(GOAL) Update the entries below by changing every "Leggyorsabb" to "Extra gyors" and leaving everything else as it is.

(SOURCE MATERIAL)

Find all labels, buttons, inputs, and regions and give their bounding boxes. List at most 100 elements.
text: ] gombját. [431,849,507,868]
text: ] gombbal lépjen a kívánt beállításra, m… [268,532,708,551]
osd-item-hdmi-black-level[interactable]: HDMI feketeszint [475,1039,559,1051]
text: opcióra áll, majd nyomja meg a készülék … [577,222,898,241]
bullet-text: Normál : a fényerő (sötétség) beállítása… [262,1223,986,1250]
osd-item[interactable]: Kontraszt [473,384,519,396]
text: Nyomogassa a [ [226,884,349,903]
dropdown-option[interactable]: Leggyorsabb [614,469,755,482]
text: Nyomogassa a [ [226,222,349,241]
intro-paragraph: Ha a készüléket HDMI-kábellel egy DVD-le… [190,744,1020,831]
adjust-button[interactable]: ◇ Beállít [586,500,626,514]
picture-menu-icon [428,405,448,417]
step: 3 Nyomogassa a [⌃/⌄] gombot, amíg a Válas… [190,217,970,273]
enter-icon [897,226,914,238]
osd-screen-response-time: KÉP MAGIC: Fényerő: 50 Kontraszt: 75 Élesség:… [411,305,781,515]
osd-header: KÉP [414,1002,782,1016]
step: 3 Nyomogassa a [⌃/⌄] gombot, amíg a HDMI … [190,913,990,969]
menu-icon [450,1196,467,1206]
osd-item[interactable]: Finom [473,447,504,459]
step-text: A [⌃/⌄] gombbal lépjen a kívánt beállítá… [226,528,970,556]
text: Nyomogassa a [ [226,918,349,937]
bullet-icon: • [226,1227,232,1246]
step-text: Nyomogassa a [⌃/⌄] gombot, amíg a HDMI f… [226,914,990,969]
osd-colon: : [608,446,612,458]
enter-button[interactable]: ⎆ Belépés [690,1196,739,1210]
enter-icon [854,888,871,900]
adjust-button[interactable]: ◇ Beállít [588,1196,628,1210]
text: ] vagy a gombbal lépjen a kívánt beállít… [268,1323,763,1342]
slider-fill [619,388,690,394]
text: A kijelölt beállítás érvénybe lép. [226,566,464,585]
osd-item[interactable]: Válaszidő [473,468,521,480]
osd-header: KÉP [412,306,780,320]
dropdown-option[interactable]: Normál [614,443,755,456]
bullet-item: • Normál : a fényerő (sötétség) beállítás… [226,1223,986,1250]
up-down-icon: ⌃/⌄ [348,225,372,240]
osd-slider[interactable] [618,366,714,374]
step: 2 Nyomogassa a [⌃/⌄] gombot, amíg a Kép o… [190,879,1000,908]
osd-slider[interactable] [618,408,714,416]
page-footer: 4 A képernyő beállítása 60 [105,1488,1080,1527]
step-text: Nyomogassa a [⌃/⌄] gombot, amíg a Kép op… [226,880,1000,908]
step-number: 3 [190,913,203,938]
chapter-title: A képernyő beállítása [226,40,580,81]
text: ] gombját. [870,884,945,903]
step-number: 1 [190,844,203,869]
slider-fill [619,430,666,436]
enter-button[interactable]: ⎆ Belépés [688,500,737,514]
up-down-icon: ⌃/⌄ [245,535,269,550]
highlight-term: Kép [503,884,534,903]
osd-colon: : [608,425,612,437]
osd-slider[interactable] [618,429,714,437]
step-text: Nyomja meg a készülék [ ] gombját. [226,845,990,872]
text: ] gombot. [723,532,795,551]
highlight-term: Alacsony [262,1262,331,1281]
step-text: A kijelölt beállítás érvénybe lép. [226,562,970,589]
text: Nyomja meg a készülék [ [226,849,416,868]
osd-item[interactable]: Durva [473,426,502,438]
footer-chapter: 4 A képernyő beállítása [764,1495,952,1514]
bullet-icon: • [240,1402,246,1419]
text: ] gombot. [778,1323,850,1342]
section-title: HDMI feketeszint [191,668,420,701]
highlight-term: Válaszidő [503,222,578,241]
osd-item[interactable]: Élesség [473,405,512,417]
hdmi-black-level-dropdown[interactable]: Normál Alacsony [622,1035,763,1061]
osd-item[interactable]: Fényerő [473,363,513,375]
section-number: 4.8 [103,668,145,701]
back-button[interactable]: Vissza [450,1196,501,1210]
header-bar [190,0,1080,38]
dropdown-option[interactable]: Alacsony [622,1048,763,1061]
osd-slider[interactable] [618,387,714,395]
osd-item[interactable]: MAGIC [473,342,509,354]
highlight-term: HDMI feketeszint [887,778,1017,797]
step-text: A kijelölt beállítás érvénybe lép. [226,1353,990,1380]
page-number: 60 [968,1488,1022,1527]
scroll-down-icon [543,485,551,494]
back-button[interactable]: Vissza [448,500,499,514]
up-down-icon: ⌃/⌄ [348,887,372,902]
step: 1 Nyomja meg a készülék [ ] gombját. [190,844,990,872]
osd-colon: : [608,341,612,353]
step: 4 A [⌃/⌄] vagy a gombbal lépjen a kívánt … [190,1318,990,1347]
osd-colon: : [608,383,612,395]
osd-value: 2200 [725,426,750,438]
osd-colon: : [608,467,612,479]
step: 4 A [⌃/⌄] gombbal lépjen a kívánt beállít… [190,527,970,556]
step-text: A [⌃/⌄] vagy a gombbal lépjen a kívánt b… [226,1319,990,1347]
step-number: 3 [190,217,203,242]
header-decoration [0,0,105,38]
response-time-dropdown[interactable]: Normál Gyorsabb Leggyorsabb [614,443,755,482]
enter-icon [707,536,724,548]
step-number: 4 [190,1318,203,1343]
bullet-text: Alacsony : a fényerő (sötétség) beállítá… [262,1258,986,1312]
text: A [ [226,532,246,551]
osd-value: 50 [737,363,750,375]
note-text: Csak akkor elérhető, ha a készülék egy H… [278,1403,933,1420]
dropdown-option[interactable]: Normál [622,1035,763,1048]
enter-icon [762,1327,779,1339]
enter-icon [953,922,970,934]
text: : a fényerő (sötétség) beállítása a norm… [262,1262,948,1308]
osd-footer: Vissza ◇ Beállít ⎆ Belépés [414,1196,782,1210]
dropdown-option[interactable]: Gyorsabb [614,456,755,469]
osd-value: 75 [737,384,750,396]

(CORRECT RESULT)
Find all labels, buttons, inputs, and regions and give their bounding boxes. List at most 100 elements.
text: ] gombját. [431,849,507,868]
text: ] gombbal lépjen a kívánt beállításra, m… [268,532,708,551]
osd-item-hdmi-black-level[interactable]: HDMI feketeszint [475,1039,559,1051]
text: opcióra áll, majd nyomja meg a készülék … [577,222,898,241]
bullet-text: Normál : a fényerő (sötétség) beállítása… [262,1223,986,1250]
osd-item[interactable]: Kontraszt [473,384,519,396]
text: Nyomogassa a [ [226,884,349,903]
dropdown-option[interactable]: Extra gyors [614,469,755,482]
text: Nyomogassa a [ [226,222,349,241]
intro-paragraph: Ha a készüléket HDMI-kábellel egy DVD-le… [190,744,1020,831]
adjust-button[interactable]: ◇ Beállít [586,500,626,514]
picture-menu-icon [428,405,448,417]
step: 3 Nyomogassa a [⌃/⌄] gombot, amíg a Válas… [190,217,970,273]
enter-icon [897,226,914,238]
osd-screen-response-time: KÉP MAGIC: Fényerő: 50 Kontraszt: 75 Élesség:… [411,305,781,515]
osd-header: KÉP [414,1002,782,1016]
step: 3 Nyomogassa a [⌃/⌄] gombot, amíg a HDMI … [190,913,990,969]
menu-icon [450,1196,467,1206]
osd-item[interactable]: Finom [473,447,504,459]
step-text: A [⌃/⌄] gombbal lépjen a kívánt beállítá… [226,528,970,556]
text: Nyomogassa a [ [226,918,349,937]
bullet-icon: • [226,1227,232,1246]
step-text: Nyomogassa a [⌃/⌄] gombot, amíg a HDMI f… [226,914,990,969]
osd-colon: : [608,446,612,458]
enter-button[interactable]: ⎆ Belépés [690,1196,739,1210]
enter-icon [854,888,871,900]
adjust-button[interactable]: ◇ Beállít [588,1196,628,1210]
text: ] vagy a gombbal lépjen a kívánt beállít… [268,1323,763,1342]
slider-fill [619,388,690,394]
text: A kijelölt beállítás érvénybe lép. [226,566,464,585]
osd-item[interactable]: Válaszidő [473,468,521,480]
osd-header: KÉP [412,306,780,320]
dropdown-option[interactable]: Normál [614,443,755,456]
bullet-item: • Normál : a fényerő (sötétség) beállítás… [226,1223,986,1250]
up-down-icon: ⌃/⌄ [348,225,372,240]
osd-slider[interactable] [618,366,714,374]
step: 2 Nyomogassa a [⌃/⌄] gombot, amíg a Kép o… [190,879,1000,908]
osd-slider[interactable] [618,408,714,416]
page-footer: 4 A képernyő beállítása 60 [105,1488,1080,1527]
step-text: Nyomogassa a [⌃/⌄] gombot, amíg a Kép op… [226,880,1000,908]
step-number: 3 [190,913,203,938]
chapter-title: A képernyő beállítása [226,40,580,81]
text: ] gombját. [870,884,945,903]
step-number: 1 [190,844,203,869]
slider-fill [619,430,666,436]
enter-button[interactable]: ⎆ Belépés [688,500,737,514]
up-down-icon: ⌃/⌄ [245,535,269,550]
highlight-term: Kép [503,884,534,903]
osd-colon: : [608,425,612,437]
osd-slider[interactable] [618,429,714,437]
step-text: Nyomja meg a készülék [ ] gombját. [226,845,990,872]
text: ] gombot. [723,532,795,551]
highlight-term: Alacsony [262,1262,331,1281]
step-text: A kijelölt beállítás érvénybe lép. [226,562,970,589]
text: Nyomja meg a készülék [ [226,849,416,868]
osd-item[interactable]: Durva [473,426,502,438]
footer-chapter: 4 A képernyő beállítása [764,1495,952,1514]
bullet-icon: • [240,1402,246,1419]
text: ] gombot. [778,1323,850,1342]
section-title: HDMI feketeszint [191,668,420,701]
highlight-term: Válaszidő [503,222,578,241]
osd-item[interactable]: Élesség [473,405,512,417]
hdmi-black-level-dropdown[interactable]: Normál Alacsony [622,1035,763,1061]
osd-item[interactable]: Fényerő [473,363,513,375]
section-number: 4.8 [103,668,145,701]
back-button[interactable]: Vissza [450,1196,501,1210]
header-bar [190,0,1080,38]
dropdown-option[interactable]: Alacsony [622,1048,763,1061]
osd-slider[interactable] [618,387,714,395]
osd-item[interactable]: MAGIC [473,342,509,354]
highlight-term: HDMI feketeszint [887,778,1017,797]
step-text: A kijelölt beállítás érvénybe lép. [226,1353,990,1380]
page-number: 60 [968,1488,1022,1527]
scroll-down-icon [543,485,551,494]
back-button[interactable]: Vissza [448,500,499,514]
up-down-icon: ⌃/⌄ [348,887,372,902]
step: 1 Nyomja meg a készülék [ ] gombját. [190,844,990,872]
osd-colon: : [608,341,612,353]
step: 4 A [⌃/⌄] vagy a gombbal lépjen a kívánt … [190,1318,990,1347]
osd-colon: : [608,383,612,395]
osd-value: 2200 [725,426,750,438]
osd-colon: : [608,467,612,479]
step: 4 A [⌃/⌄] gombbal lépjen a kívánt beállít… [190,527,970,556]
step-text: A [⌃/⌄] vagy a gombbal lépjen a kívánt b… [226,1319,990,1347]
step-number: 3 [190,217,203,242]
header-decoration [0,0,105,38]
response-time-dropdown[interactable]: Normál Gyorsabb Extra gyors [614,443,755,482]
enter-icon [707,536,724,548]
step-number: 4 [190,1318,203,1343]
bullet-text: Alacsony : a fényerő (sötétség) beállítá… [262,1258,986,1312]
text: A [ [226,532,246,551]
osd-value: 50 [737,363,750,375]
note-text: Csak akkor elérhető, ha a készülék egy H… [278,1403,933,1420]
dropdown-option[interactable]: Normál [622,1035,763,1048]
enter-icon [762,1327,779,1339]
enter-icon [953,922,970,934]
text: : a fényerő (sötétség) beállítása a norm… [262,1262,948,1308]
osd-footer: Vissza ◇ Beállít ⎆ Belépés [414,1196,782,1210]
dropdown-option[interactable]: Gyorsabb [614,456,755,469]
osd-value: 75 [737,384,750,396]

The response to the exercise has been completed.